- [What you need to do] Can the data below be set down again exactly, line for line?

- [Available data]

● ● ●

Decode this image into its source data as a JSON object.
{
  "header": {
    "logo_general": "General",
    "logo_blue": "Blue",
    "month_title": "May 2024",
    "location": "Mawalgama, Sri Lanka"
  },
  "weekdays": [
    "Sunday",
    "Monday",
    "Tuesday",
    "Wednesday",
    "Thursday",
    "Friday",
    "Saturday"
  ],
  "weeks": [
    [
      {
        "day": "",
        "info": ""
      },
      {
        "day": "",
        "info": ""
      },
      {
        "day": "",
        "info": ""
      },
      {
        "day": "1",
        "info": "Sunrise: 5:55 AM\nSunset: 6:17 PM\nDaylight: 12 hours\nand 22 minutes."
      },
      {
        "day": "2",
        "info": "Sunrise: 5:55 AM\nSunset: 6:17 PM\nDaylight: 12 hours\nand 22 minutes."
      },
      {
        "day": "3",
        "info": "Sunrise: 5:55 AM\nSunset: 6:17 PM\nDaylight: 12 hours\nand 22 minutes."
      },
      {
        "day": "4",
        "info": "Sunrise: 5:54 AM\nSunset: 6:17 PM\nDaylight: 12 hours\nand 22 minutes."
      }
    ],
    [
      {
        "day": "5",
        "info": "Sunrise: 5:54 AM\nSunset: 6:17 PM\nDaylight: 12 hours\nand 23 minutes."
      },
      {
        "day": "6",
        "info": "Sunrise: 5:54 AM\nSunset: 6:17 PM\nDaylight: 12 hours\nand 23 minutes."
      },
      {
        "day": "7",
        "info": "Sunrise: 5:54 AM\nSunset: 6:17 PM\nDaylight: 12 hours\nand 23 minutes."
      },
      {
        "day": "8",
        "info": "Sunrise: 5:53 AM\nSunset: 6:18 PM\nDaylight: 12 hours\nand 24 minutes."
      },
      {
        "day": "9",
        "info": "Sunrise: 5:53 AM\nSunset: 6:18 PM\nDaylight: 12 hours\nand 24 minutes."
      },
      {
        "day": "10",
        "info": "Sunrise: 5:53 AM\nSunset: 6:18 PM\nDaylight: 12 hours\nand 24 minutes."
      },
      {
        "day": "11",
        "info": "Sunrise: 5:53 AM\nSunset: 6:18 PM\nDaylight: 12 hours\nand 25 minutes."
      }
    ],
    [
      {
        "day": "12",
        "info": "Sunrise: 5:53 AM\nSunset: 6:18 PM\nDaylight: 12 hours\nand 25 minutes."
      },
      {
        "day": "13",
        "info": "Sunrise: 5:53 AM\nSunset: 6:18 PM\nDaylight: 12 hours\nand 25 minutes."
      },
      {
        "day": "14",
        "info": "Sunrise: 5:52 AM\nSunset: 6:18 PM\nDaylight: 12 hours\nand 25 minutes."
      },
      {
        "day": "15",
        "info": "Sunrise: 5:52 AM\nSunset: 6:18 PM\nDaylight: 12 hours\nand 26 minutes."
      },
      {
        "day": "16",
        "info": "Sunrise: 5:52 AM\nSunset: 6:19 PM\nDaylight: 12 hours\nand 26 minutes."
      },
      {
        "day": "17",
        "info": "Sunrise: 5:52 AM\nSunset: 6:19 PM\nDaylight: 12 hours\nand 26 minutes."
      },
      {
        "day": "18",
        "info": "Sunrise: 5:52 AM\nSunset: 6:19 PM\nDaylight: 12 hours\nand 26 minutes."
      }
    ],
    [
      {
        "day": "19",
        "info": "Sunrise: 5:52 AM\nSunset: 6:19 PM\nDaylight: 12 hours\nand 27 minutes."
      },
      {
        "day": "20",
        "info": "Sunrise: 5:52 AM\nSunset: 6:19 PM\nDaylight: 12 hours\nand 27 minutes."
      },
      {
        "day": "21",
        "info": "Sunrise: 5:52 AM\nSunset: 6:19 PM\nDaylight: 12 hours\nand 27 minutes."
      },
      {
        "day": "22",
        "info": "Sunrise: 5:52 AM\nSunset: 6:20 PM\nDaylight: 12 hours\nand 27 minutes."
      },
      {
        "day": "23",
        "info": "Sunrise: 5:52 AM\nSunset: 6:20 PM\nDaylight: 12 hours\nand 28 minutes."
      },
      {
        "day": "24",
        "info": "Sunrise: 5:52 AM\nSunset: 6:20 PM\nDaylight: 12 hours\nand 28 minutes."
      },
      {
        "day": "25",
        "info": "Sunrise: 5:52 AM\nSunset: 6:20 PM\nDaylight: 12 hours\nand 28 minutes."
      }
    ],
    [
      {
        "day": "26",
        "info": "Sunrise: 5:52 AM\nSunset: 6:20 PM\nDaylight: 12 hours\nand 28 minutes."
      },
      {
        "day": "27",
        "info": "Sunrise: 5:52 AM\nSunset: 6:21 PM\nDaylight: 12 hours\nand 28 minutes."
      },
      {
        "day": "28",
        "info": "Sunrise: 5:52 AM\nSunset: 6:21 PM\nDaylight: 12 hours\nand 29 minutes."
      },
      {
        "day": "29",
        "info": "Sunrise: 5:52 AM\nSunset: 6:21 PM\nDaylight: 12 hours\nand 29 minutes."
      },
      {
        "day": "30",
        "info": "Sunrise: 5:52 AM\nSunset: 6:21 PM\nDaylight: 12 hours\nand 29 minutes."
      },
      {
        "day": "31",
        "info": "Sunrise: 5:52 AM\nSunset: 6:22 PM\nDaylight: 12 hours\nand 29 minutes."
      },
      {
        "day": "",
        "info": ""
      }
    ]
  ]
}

● ● ●

- [Task response]
Decode this image into its source data as a JSON object.
{
  "header": {
    "logo_general": "General",
    "logo_blue": "Blue",
    "month_title": "May 2024",
    "location": "Mawalgama, Sri Lanka"
  },
  "weekdays": [
    "Sunday",
    "Monday",
    "Tuesday",
    "Wednesday",
    "Thursday",
    "Friday",
    "Saturday"
  ],
  "weeks": [
    [
      {
        "day": "",
        "info": ""
      },
      {
        "day": "",
        "info": ""
      },
      {
        "day": "",
        "info": ""
      },
      {
        "day": "1",
        "info": "Sunrise: 5:55 AM\nSunset: 6:17 PM\nDaylight: 12 hours\nand 22 minutes."
      },
      {
        "day": "2",
        "info": "Sunrise: 5:55 AM\nSunset: 6:17 PM\nDaylight: 12 hours\nand 22 minutes."
      },
      {
        "day": "3",
        "info": "Sunrise: 5:55 AM\nSunset: 6:17 PM\nDaylight: 12 hours\nand 22 minutes."
      },
      {
        "day": "4",
        "info": "Sunrise: 5:54 AM\nSunset: 6:17 PM\nDaylight: 12 hours\nand 22 minutes."
      }
    ],
    [
      {
        "day": "5",
        "info": "Sunrise: 5:54 AM\nSunset: 6:17 PM\nDaylight: 12 hours\nand 23 minutes."
      },
      {
        "day": "6",
        "info": "Sunrise: 5:54 AM\nSunset: 6:17 PM\nDaylight: 12 hours\nand 23 minutes."
      },
      {
        "day": "7",
        "info": "Sunrise: 5:54 AM\nSunset: 6:17 PM\nDaylight: 12 hours\nand 23 minutes."
      },
      {
        "day": "8",
        "info": "Sunrise: 5:53 AM\nSunset: 6:18 PM\nDaylight: 12 hours\nand 24 minutes."
      },
      {
        "day": "9",
        "info": "Sunrise: 5:53 AM\nSunset: 6:18 PM\nDaylight: 12 hours\nand 24 minutes."
      },
      {
        "day": "10",
        "info": "Sunrise: 5:53 AM\nSunset: 6:18 PM\nDaylight: 12 hours\nand 24 minutes."
      },
      {
        "day": "11",
        "info": "Sunrise: 5:53 AM\nSunset: 6:18 PM\nDaylight: 12 hours\nand 25 minutes."
      }
    ],
    [
      {
        "day": "12",
        "info": "Sunrise: 5:53 AM\nSunset: 6:18 PM\nDaylight: 12 hours\nand 25 minutes."
      },
      {
        "day": "13",
        "info": "Sunrise: 5:53 AM\nSunset: 6:18 PM\nDaylight: 12 hours\nand 25 minutes."
      },
      {
        "day": "14",
        "info": "Sunrise: 5:52 AM\nSunset: 6:18 PM\nDaylight: 12 hours\nand 25 minutes."
      },
      {
        "day": "15",
        "info": "Sunrise: 5:52 AM\nSunset: 6:18 PM\nDaylight: 12 hours\nand 26 minutes."
      },
      {
        "day": "16",
        "info": "Sunrise: 5:52 AM\nSunset: 6:19 PM\nDaylight: 12 hours\nand 26 minutes."
      },
      {
        "day": "17",
        "info": "Sunrise: 5:52 AM\nSunset: 6:19 PM\nDaylight: 12 hours\nand 26 minutes."
      },
      {
        "day": "18",
        "info": "Sunrise: 5:52 AM\nSunset: 6:19 PM\nDaylight: 12 hours\nand 26 minutes."
      }
    ],
    [
      {
        "day": "19",
        "info": "Sunrise: 5:52 AM\nSunset: 6:19 PM\nDaylight: 12 hours\nand 27 minutes."
      },
      {
        "day": "20",
        "info": "Sunrise: 5:52 AM\nSunset: 6:19 PM\nDaylight: 12 hours\nand 27 minutes."
      },
      {
        "day": "21",
        "info": "Sunrise: 5:52 AM\nSunset: 6:19 PM\nDaylight: 12 hours\nand 27 minutes."
      },
      {
        "day": "22",
        "info": "Sunrise: 5:52 AM\nSunset: 6:20 PM\nDaylight: 12 hours\nand 27 minutes."
      },
      {
        "day": "23",
        "info": "Sunrise: 5:52 AM\nSunset: 6:20 PM\nDaylight: 12 hours\nand 28 minutes."
      },
      {
        "day": "24",
        "info": "Sunrise: 5:52 AM\nSunset: 6:20 PM\nDaylight: 12 hours\nand 28 minutes."
      },
      {
        "day": "25",
        "info": "Sunrise: 5:52 AM\nSunset: 6:20 PM\nDaylight: 12 hours\nand 28 minutes."
      }
    ],
    [
      {
        "day": "26",
        "info": "Sunrise: 5:52 AM\nSunset: 6:20 PM\nDaylight: 12 hours\nand 28 minutes."
      },
      {
        "day": "27",
        "info": "Sunrise: 5:52 AM\nSunset: 6:21 PM\nDaylight: 12 hours\nand 28 minutes."
      },
      {
        "day": "28",
        "info": "Sunrise: 5:52 AM\nSunset: 6:21 PM\nDaylight: 12 hours\nand 29 minutes."
      },
      {
        "day": "29",
        "info": "Sunrise: 5:52 AM\nSunset: 6:21 PM\nDaylight: 12 hours\nand 29 minutes."
      },
      {
        "day": "30",
        "info": "Sunrise: 5:52 AM\nSunset: 6:21 PM\nDaylight: 12 hours\nand 29 minutes."
      },
      {
        "day": "31",
        "info": "Sunrise: 5:52 AM\nSunset: 6:22 PM\nDaylight: 12 hours\nand 29 minutes."
      },
      {
        "day": "",
        "info": ""
      }
    ]
  ]
}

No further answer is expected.